- _WORK REQUIRED_
Reproduce the data exactly and drop any pictures it holds.

[Data tied to figure images]

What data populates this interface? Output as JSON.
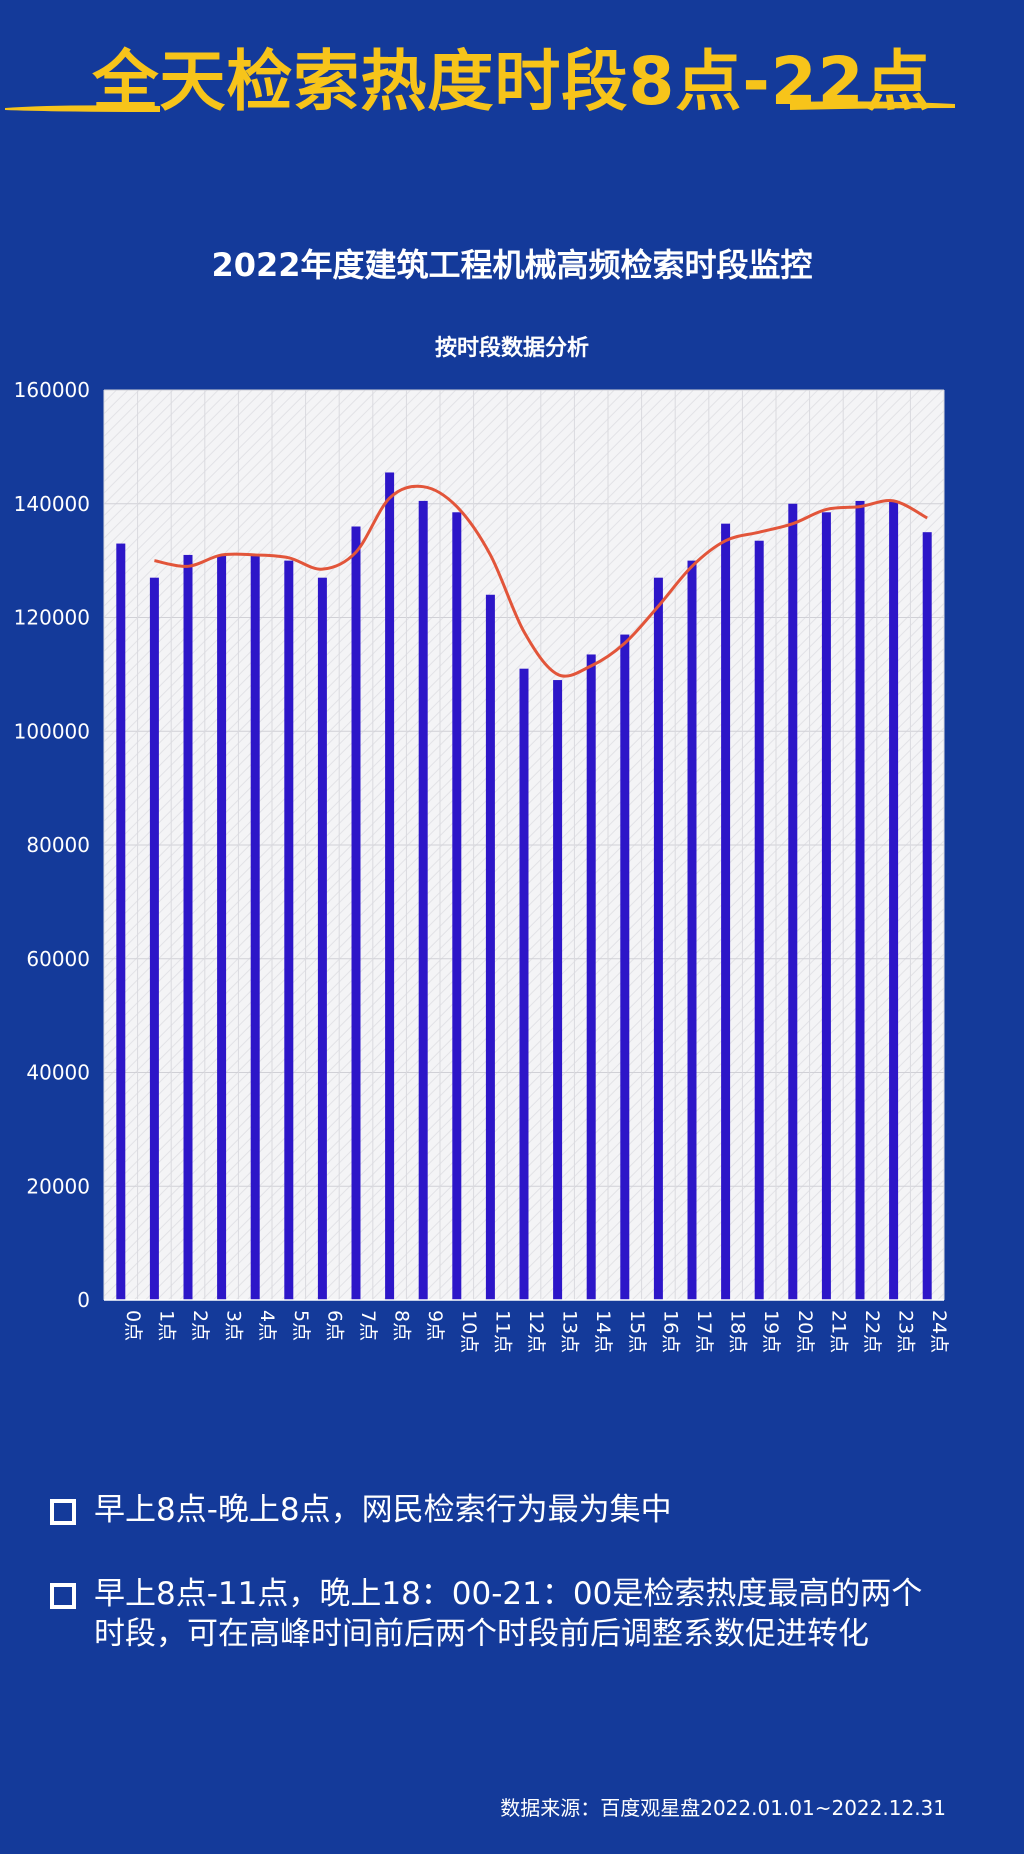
{
  "headline": "全天检索热度时段8点-22点",
  "chart_data": {
    "type": "bar",
    "title": "2022年度建筑工程机械高频检索时段监控",
    "subtitle": "按时段数据分析",
    "categories": [
      "0点",
      "1点",
      "2点",
      "3点",
      "4点",
      "5点",
      "6点",
      "7点",
      "8点",
      "9点",
      "10点",
      "11点",
      "12点",
      "13点",
      "14点",
      "15点",
      "16点",
      "17点",
      "18点",
      "19点",
      "20点",
      "21点",
      "22点",
      "23点",
      "24点"
    ],
    "series": [
      {
        "type": "bar",
        "color": "#2d16c8",
        "values": [
          133000,
          127000,
          131000,
          131000,
          131000,
          130000,
          127000,
          136000,
          145500,
          140500,
          138500,
          124000,
          111000,
          109000,
          113500,
          117000,
          127000,
          130000,
          136500,
          133500,
          140000,
          138500,
          140500,
          140500,
          135000
        ]
      },
      {
        "type": "line",
        "color": "#e2553a",
        "values": [
          null,
          130000,
          129000,
          131000,
          131000,
          130500,
          128500,
          131500,
          141000,
          143000,
          139500,
          131000,
          117500,
          110000,
          111500,
          115500,
          122000,
          129000,
          133500,
          135000,
          136500,
          139000,
          139500,
          140500,
          137500
        ]
      }
    ],
    "ylim": [
      0,
      160000
    ],
    "yticks": [
      0,
      20000,
      40000,
      60000,
      80000,
      100000,
      120000,
      140000,
      160000
    ],
    "grid": true
  },
  "bullets": [
    "早上8点-晚上8点，网民检索行为最为集中",
    "早上8点-11点，晚上18：00-21：00是检索热度最高的两个时段，可在高峰时间前后两个时段前后调整系数促进转化"
  ],
  "source": "数据来源：百度观星盘2022.01.01~2022.12.31"
}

- _RESPONSE TO THE EXERCISE_
What data populates this interface? Output as JSON.
{
  "headline": "全天检索热度时段8点-22点",
  "chart_data": {
    "type": "bar",
    "title": "2022年度建筑工程机械高频检索时段监控",
    "subtitle": "按时段数据分析",
    "categories": [
      "0点",
      "1点",
      "2点",
      "3点",
      "4点",
      "5点",
      "6点",
      "7点",
      "8点",
      "9点",
      "10点",
      "11点",
      "12点",
      "13点",
      "14点",
      "15点",
      "16点",
      "17点",
      "18点",
      "19点",
      "20点",
      "21点",
      "22点",
      "23点",
      "24点"
    ],
    "series": [
      {
        "type": "bar",
        "color": "#2d16c8",
        "values": [
          133000,
          127000,
          131000,
          131000,
          131000,
          130000,
          127000,
          136000,
          145500,
          140500,
          138500,
          124000,
          111000,
          109000,
          113500,
          117000,
          127000,
          130000,
          136500,
          133500,
          140000,
          138500,
          140500,
          140500,
          135000
        ]
      },
      {
        "type": "line",
        "color": "#e2553a",
        "values": [
          null,
          130000,
          129000,
          131000,
          131000,
          130500,
          128500,
          131500,
          141000,
          143000,
          139500,
          131000,
          117500,
          110000,
          111500,
          115500,
          122000,
          129000,
          133500,
          135000,
          136500,
          139000,
          139500,
          140500,
          137500
        ]
      }
    ],
    "ylim": [
      0,
      160000
    ],
    "yticks": [
      0,
      20000,
      40000,
      60000,
      80000,
      100000,
      120000,
      140000,
      160000
    ],
    "grid": true
  },
  "bullets": [
    "早上8点-晚上8点，网民检索行为最为集中",
    "早上8点-11点，晚上18：00-21：00是检索热度最高的两个时段，可在高峰时间前后两个时段前后调整系数促进转化"
  ],
  "source": "数据来源：百度观星盘2022.01.01~2022.12.31"
}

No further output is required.